- **WHAT YOU HAVE TO DO**
Extract the records in full, leaving every picture out.

- **DATA**

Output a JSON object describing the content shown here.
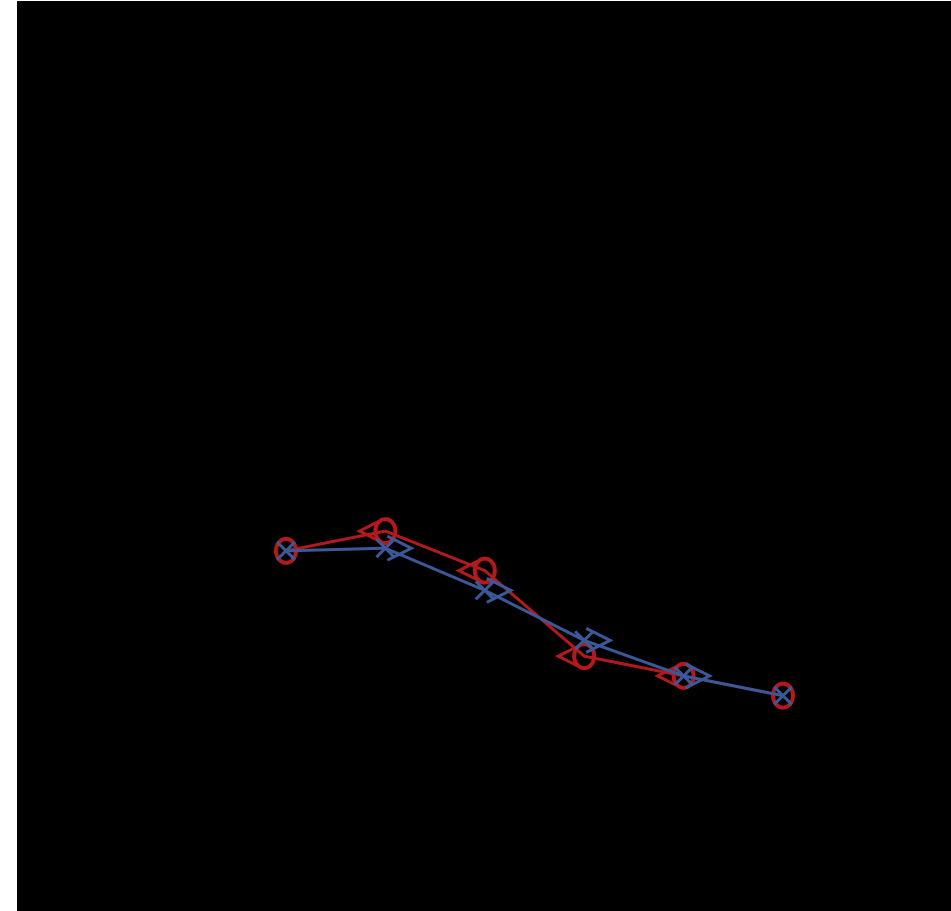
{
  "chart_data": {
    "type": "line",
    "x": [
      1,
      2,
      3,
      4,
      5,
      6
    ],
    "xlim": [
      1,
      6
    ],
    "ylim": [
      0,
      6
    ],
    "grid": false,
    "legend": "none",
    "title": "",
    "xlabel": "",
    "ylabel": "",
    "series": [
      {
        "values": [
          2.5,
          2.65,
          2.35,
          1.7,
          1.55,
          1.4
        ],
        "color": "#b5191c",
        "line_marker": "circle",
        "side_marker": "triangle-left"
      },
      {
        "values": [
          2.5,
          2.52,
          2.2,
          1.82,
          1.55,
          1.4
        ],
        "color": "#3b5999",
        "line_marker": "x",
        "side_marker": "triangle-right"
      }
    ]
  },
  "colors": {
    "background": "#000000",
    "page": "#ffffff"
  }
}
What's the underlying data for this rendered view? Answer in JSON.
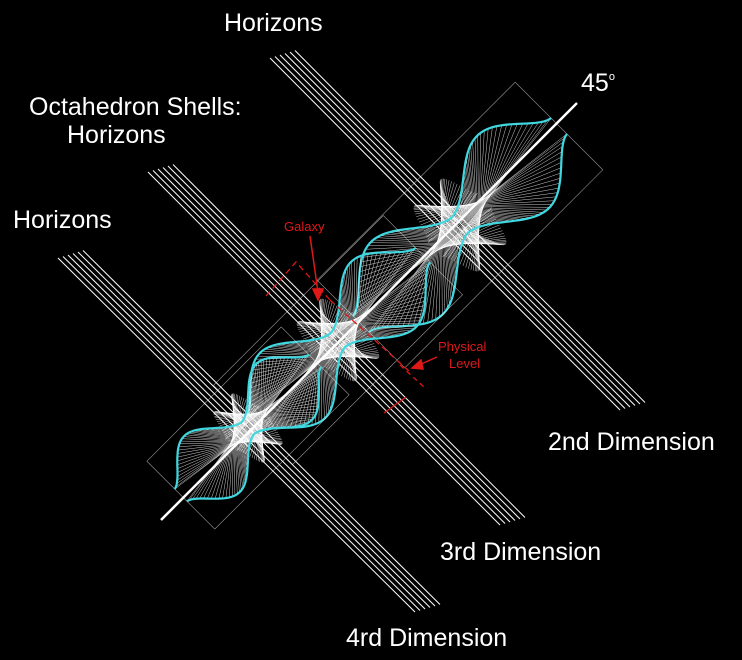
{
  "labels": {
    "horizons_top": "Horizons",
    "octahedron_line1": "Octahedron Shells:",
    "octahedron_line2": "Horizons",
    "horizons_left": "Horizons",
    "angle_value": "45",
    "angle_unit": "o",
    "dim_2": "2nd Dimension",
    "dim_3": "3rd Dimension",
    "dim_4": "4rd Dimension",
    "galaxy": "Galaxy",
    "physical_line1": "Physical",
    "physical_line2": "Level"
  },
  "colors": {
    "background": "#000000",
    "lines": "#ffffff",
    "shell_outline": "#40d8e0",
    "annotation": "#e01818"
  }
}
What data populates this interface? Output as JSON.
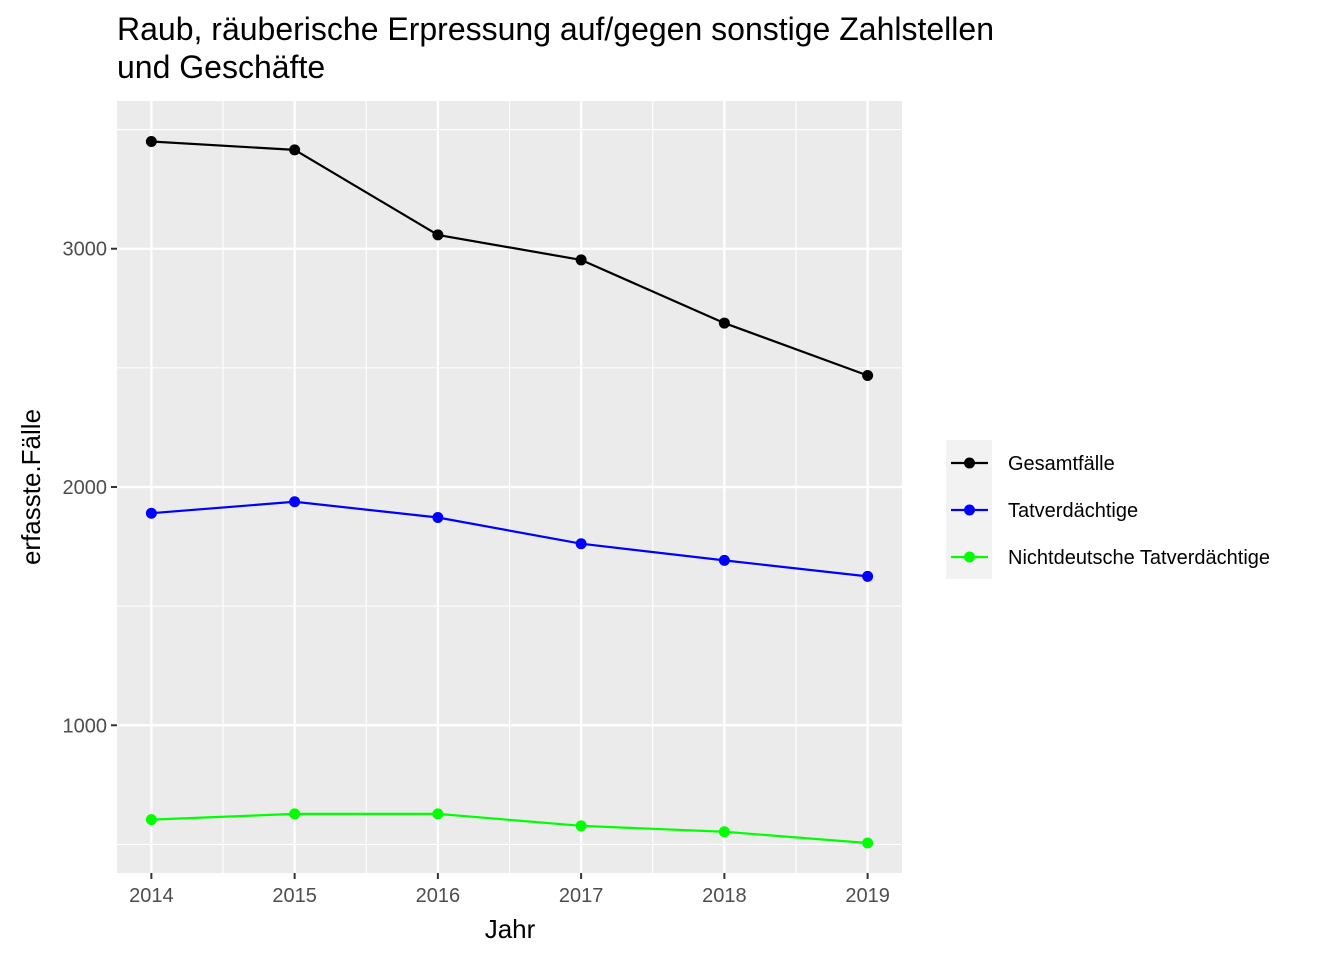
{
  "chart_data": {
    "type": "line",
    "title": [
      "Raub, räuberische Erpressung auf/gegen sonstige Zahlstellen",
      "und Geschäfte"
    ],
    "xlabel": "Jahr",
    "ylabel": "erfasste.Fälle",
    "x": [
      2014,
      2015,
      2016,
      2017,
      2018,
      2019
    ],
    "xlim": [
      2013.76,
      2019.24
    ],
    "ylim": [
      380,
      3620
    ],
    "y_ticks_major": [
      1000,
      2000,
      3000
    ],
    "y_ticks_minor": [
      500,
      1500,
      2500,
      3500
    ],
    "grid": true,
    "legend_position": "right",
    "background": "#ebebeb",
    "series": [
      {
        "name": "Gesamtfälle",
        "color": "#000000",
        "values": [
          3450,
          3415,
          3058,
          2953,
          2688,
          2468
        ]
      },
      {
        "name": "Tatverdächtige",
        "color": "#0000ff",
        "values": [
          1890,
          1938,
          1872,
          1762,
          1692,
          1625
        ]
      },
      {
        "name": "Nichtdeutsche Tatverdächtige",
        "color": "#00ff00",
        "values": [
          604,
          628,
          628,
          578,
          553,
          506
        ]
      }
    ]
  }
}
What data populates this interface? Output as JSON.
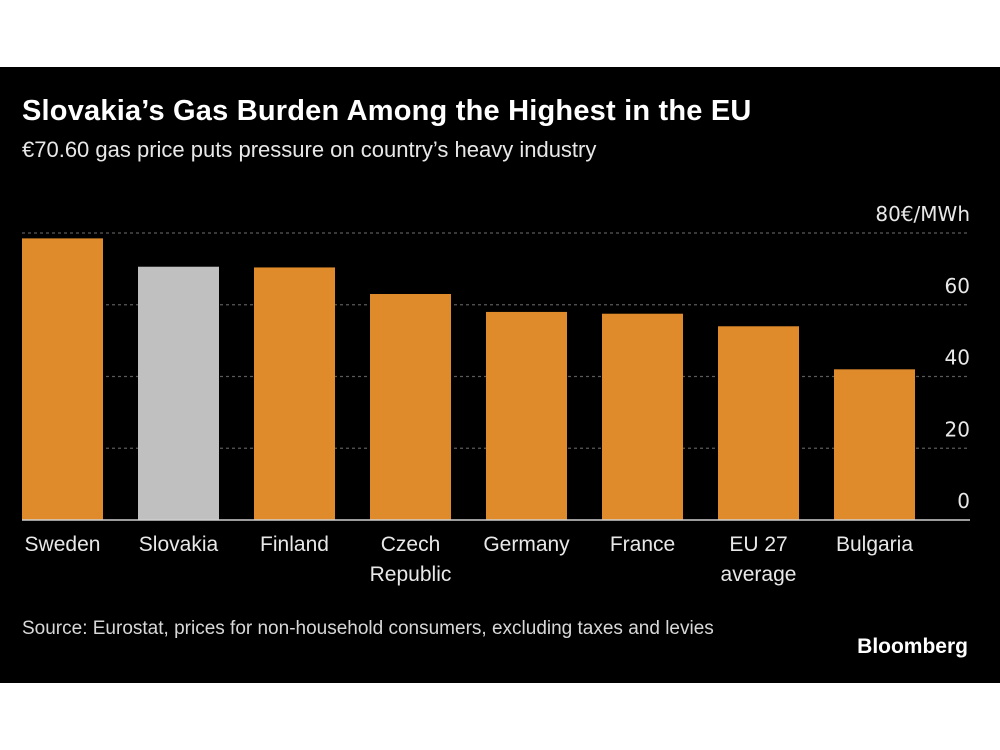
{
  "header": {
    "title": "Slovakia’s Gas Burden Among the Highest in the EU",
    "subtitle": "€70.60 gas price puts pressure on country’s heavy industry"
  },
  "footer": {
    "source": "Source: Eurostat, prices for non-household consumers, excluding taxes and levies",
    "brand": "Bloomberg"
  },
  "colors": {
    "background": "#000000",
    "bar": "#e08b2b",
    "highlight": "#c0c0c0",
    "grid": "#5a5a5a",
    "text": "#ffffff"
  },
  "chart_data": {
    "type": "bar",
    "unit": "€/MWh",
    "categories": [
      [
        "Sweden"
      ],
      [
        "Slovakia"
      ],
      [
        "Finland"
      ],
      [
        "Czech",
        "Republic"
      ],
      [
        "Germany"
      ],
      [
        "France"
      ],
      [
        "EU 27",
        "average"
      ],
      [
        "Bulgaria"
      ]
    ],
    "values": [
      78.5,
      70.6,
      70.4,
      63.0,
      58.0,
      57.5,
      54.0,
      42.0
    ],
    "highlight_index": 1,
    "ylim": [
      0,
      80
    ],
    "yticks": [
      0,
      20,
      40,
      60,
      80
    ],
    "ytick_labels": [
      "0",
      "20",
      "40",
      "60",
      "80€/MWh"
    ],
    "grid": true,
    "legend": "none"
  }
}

- **RESPONSE**
Output a JSON object describing the content shown here.
{
  "chart_data": {
    "type": "line",
    "x": [
      1,
      2,
      3,
      4,
      5,
      6
    ],
    "xlim": [
      1,
      6
    ],
    "ylim": [
      0,
      6
    ],
    "grid": false,
    "legend": "none",
    "title": "",
    "xlabel": "",
    "ylabel": "",
    "series": [
      {
        "values": [
          2.5,
          2.65,
          2.35,
          1.7,
          1.55,
          1.4
        ],
        "color": "#b5191c",
        "line_marker": "circle",
        "side_marker": "triangle-left"
      },
      {
        "values": [
          2.5,
          2.52,
          2.2,
          1.82,
          1.55,
          1.4
        ],
        "color": "#3b5999",
        "line_marker": "x",
        "side_marker": "triangle-right"
      }
    ]
  },
  "colors": {
    "background": "#000000",
    "page": "#ffffff"
  }
}
What's the underlying data for this rendered view? Answer in JSON.
{
  "labels": {
    "horizons_top": "Horizons",
    "octahedron_line1": "Octahedron Shells:",
    "octahedron_line2": "Horizons",
    "horizons_left": "Horizons",
    "angle_value": "45",
    "angle_unit": "o",
    "dim_2": "2nd Dimension",
    "dim_3": "3rd Dimension",
    "dim_4": "4rd Dimension",
    "galaxy": "Galaxy",
    "physical_line1": "Physical",
    "physical_line2": "Level"
  },
  "colors": {
    "background": "#000000",
    "lines": "#ffffff",
    "shell_outline": "#40d8e0",
    "annotation": "#e01818"
  }
}
What data populates this interface? Output as JSON.
{
  "chart_data": {
    "type": "line",
    "title": [
      "Raub, räuberische Erpressung auf/gegen sonstige Zahlstellen",
      "und Geschäfte"
    ],
    "xlabel": "Jahr",
    "ylabel": "erfasste.Fälle",
    "x": [
      2014,
      2015,
      2016,
      2017,
      2018,
      2019
    ],
    "xlim": [
      2013.76,
      2019.24
    ],
    "ylim": [
      380,
      3620
    ],
    "y_ticks_major": [
      1000,
      2000,
      3000
    ],
    "y_ticks_minor": [
      500,
      1500,
      2500,
      3500
    ],
    "grid": true,
    "legend_position": "right",
    "background": "#ebebeb",
    "series": [
      {
        "name": "Gesamtfälle",
        "color": "#000000",
        "values": [
          3450,
          3415,
          3058,
          2953,
          2688,
          2468
        ]
      },
      {
        "name": "Tatverdächtige",
        "color": "#0000ff",
        "values": [
          1890,
          1938,
          1872,
          1762,
          1692,
          1625
        ]
      },
      {
        "name": "Nichtdeutsche Tatverdächtige",
        "color": "#00ff00",
        "values": [
          604,
          628,
          628,
          578,
          553,
          506
        ]
      }
    ]
  }
}
What data populates this interface? Output as JSON.
{
  "header": {
    "title": "Slovakia’s Gas Burden Among the Highest in the EU",
    "subtitle": "€70.60 gas price puts pressure on country’s heavy industry"
  },
  "footer": {
    "source": "Source: Eurostat, prices for non-household consumers, excluding taxes and levies",
    "brand": "Bloomberg"
  },
  "colors": {
    "background": "#000000",
    "bar": "#e08b2b",
    "highlight": "#c0c0c0",
    "grid": "#5a5a5a",
    "text": "#ffffff"
  },
  "chart_data": {
    "type": "bar",
    "unit": "€/MWh",
    "categories": [
      [
        "Sweden"
      ],
      [
        "Slovakia"
      ],
      [
        "Finland"
      ],
      [
        "Czech",
        "Republic"
      ],
      [
        "Germany"
      ],
      [
        "France"
      ],
      [
        "EU 27",
        "average"
      ],
      [
        "Bulgaria"
      ]
    ],
    "values": [
      78.5,
      70.6,
      70.4,
      63.0,
      58.0,
      57.5,
      54.0,
      42.0
    ],
    "highlight_index": 1,
    "ylim": [
      0,
      80
    ],
    "yticks": [
      0,
      20,
      40,
      60,
      80
    ],
    "ytick_labels": [
      "0",
      "20",
      "40",
      "60",
      "80€/MWh"
    ],
    "grid": true,
    "legend": "none"
  }
}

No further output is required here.